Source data
* START *

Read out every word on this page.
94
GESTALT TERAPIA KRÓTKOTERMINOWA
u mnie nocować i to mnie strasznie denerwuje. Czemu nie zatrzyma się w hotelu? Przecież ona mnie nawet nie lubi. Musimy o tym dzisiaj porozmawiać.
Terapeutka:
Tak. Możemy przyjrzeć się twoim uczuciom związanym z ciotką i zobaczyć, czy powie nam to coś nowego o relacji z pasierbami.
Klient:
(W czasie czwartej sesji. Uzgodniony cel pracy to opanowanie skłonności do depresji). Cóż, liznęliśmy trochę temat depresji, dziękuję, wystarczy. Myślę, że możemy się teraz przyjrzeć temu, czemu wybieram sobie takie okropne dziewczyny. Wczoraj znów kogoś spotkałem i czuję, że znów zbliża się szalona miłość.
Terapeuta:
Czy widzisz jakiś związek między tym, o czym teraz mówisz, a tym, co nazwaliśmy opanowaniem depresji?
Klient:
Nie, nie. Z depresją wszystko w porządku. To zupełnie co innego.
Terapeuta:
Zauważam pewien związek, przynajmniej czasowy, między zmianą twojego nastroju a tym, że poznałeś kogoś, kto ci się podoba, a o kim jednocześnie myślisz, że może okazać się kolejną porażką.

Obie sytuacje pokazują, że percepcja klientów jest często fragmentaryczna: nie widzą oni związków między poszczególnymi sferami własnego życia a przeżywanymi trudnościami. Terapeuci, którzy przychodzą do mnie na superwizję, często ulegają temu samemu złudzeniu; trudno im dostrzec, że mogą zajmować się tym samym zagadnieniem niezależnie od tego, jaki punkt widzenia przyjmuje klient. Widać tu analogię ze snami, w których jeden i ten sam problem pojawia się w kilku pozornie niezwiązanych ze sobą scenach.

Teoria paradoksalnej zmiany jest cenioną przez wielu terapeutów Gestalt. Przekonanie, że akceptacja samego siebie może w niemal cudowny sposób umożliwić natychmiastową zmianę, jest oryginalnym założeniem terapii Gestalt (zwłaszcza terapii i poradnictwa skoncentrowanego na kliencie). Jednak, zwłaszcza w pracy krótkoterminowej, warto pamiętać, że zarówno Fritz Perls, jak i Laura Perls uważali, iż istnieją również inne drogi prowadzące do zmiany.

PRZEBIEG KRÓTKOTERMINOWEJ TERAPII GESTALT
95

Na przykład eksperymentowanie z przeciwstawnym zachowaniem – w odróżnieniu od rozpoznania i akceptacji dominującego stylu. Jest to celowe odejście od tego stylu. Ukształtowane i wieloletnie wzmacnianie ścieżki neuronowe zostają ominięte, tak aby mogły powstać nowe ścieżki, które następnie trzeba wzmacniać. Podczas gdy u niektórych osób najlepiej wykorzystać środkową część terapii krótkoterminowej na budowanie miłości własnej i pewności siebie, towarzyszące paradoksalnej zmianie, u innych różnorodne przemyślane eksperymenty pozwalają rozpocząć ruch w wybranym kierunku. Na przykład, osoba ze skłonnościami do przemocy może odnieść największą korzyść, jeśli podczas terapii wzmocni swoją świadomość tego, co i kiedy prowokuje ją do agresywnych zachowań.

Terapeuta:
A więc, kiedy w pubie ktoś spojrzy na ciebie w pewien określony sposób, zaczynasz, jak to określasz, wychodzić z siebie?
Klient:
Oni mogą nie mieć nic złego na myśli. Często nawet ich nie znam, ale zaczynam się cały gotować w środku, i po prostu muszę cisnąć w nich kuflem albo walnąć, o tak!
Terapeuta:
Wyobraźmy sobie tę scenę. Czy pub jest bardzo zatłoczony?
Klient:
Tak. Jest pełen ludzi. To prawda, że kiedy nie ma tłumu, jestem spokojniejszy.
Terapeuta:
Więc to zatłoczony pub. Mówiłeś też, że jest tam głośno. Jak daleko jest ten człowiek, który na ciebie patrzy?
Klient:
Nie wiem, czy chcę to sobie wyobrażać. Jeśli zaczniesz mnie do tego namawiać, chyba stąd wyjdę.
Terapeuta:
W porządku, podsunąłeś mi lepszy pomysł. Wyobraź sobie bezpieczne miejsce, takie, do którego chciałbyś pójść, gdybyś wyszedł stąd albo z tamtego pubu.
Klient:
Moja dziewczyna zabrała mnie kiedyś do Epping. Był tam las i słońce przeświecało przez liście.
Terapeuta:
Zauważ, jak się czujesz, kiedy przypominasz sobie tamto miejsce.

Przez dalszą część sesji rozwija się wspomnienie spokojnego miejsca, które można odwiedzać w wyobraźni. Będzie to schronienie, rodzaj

* END *

→ Task statement: Reproduce the listing in full. Keep it exactly as written.

→ Response to the task:
Read out every word on this page.
94
GESTALT TERAPIA KRÓTKOTERMINOWA
u mnie nocować i to mnie strasznie denerwuje. Czemu nie zatrzyma się w hotelu? Przecież ona mnie nawet nie lubi. Musimy o tym dzisiaj porozmawiać.
Terapeutka:
Tak. Możemy przyjrzeć się twoim uczuciom związanym z ciotką i zobaczyć, czy powie nam to coś nowego o relacji z pasierbami.
Klient:
(W czasie czwartej sesji. Uzgodniony cel pracy to opanowanie skłonności do depresji). Cóż, liznęliśmy trochę temat depresji, dziękuję, wystarczy. Myślę, że możemy się teraz przyjrzeć temu, czemu wybieram sobie takie okropne dziewczyny. Wczoraj znów kogoś spotkałem i czuję, że znów zbliża się szalona miłość.
Terapeuta:
Czy widzisz jakiś związek między tym, o czym teraz mówisz, a tym, co nazwaliśmy opanowaniem depresji?
Klient:
Nie, nie. Z depresją wszystko w porządku. To zupełnie co innego.
Terapeuta:
Zauważam pewien związek, przynajmniej czasowy, między zmianą twojego nastroju a tym, że poznałeś kogoś, kto ci się podoba, a o kim jednocześnie myślisz, że może okazać się kolejną porażką.

Obie sytuacje pokazują, że percepcja klientów jest często fragmentaryczna: nie widzą oni związków między poszczególnymi sferami własnego życia a przeżywanymi trudnościami. Terapeuci, którzy przychodzą do mnie na superwizję, często ulegają temu samemu złudzeniu; trudno im dostrzec, że mogą zajmować się tym samym zagadnieniem niezależnie od tego, jaki punkt widzenia przyjmuje klient. Widać tu analogię ze snami, w których jeden i ten sam problem pojawia się w kilku pozornie niezwiązanych ze sobą scenach.

Teoria paradoksalnej zmiany jest cenioną przez wielu terapeutów Gestalt. Przekonanie, że akceptacja samego siebie może w niemal cudowny sposób umożliwić natychmiastową zmianę, jest oryginalnym założeniem terapii Gestalt (zwłaszcza terapii i poradnictwa skoncentrowanego na kliencie). Jednak, zwłaszcza w pracy krótkoterminowej, warto pamiętać, że zarówno Fritz Perls, jak i Laura Perls uważali, iż istnieją również inne drogi prowadzące do zmiany.

PRZEBIEG KRÓTKOTERMINOWEJ TERAPII GESTALT
95

Na przykład eksperymentowanie z przeciwstawnym zachowaniem – w odróżnieniu od rozpoznania i akceptacji dominującego stylu. Jest to celowe odejście od tego stylu. Ukształtowane i wieloletnie wzmacnianie ścieżki neuronowe zostają ominięte, tak aby mogły powstać nowe ścieżki, które następnie trzeba wzmacniać. Podczas gdy u niektórych osób najlepiej wykorzystać środkową część terapii krótkoterminowej na budowanie miłości własnej i pewności siebie, towarzyszące paradoksalnej zmianie, u innych różnorodne przemyślane eksperymenty pozwalają rozpocząć ruch w wybranym kierunku. Na przykład, osoba ze skłonnościami do przemocy może odnieść największą korzyść, jeśli podczas terapii wzmocni swoją świadomość tego, co i kiedy prowokuje ją do agresywnych zachowań.

Terapeuta:
A więc, kiedy w pubie ktoś spojrzy na ciebie w pewien określony sposób, zaczynasz, jak to określasz, wychodzić z siebie?
Klient:
Oni mogą nie mieć nic złego na myśli. Często nawet ich nie znam, ale zaczynam się cały gotować w środku, i po prostu muszę cisnąć w nich kuflem albo walnąć, o tak!
Terapeuta:
Wyobraźmy sobie tę scenę. Czy pub jest bardzo zatłoczony?
Klient:
Tak. Jest pełen ludzi. To prawda, że kiedy nie ma tłumu, jestem spokojniejszy.
Terapeuta:
Więc to zatłoczony pub. Mówiłeś też, że jest tam głośno. Jak daleko jest ten człowiek, który na ciebie patrzy?
Klient:
Nie wiem, czy chcę to sobie wyobrażać. Jeśli zaczniesz mnie do tego namawiać, chyba stąd wyjdę.
Terapeuta:
W porządku, podsunąłeś mi lepszy pomysł. Wyobraź sobie bezpieczne miejsce, takie, do którego chciałbyś pójść, gdybyś wyszedł stąd albo z tamtego pubu.
Klient:
Moja dziewczyna zabrała mnie kiedyś do Epping. Był tam las i słońce przeświecało przez liście.
Terapeuta:
Zauważ, jak się czujesz, kiedy przypominasz sobie tamto miejsce.

Przez dalszą część sesji rozwija się wspomnienie spokojnego miejsca, które można odwiedzać w wyobraźni. Będzie to schronienie, rodzaj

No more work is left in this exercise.